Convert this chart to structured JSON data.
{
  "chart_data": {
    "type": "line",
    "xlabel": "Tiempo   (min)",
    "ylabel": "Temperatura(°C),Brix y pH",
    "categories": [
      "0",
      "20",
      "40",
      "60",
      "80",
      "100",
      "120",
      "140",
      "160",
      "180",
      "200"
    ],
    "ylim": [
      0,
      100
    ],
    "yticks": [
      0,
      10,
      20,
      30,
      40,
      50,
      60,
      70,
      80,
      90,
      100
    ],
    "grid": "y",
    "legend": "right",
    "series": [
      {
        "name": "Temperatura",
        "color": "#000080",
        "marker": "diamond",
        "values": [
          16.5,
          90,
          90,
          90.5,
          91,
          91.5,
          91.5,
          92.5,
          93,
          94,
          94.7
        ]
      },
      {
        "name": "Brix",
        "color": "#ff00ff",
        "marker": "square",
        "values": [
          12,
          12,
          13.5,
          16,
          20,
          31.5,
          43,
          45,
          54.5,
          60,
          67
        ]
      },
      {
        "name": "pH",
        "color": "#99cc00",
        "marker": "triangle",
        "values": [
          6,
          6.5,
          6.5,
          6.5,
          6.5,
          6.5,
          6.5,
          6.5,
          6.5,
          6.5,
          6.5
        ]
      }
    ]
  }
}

··········

• EXERCISE DIRECTIONS: Which lines hold the word "Temperatura"? Return all of them from the records above.

• EXERCISE RESPONSE:
    "ylabel": "Temperatura(°C),Brix y pH",
        "name": "Temperatura",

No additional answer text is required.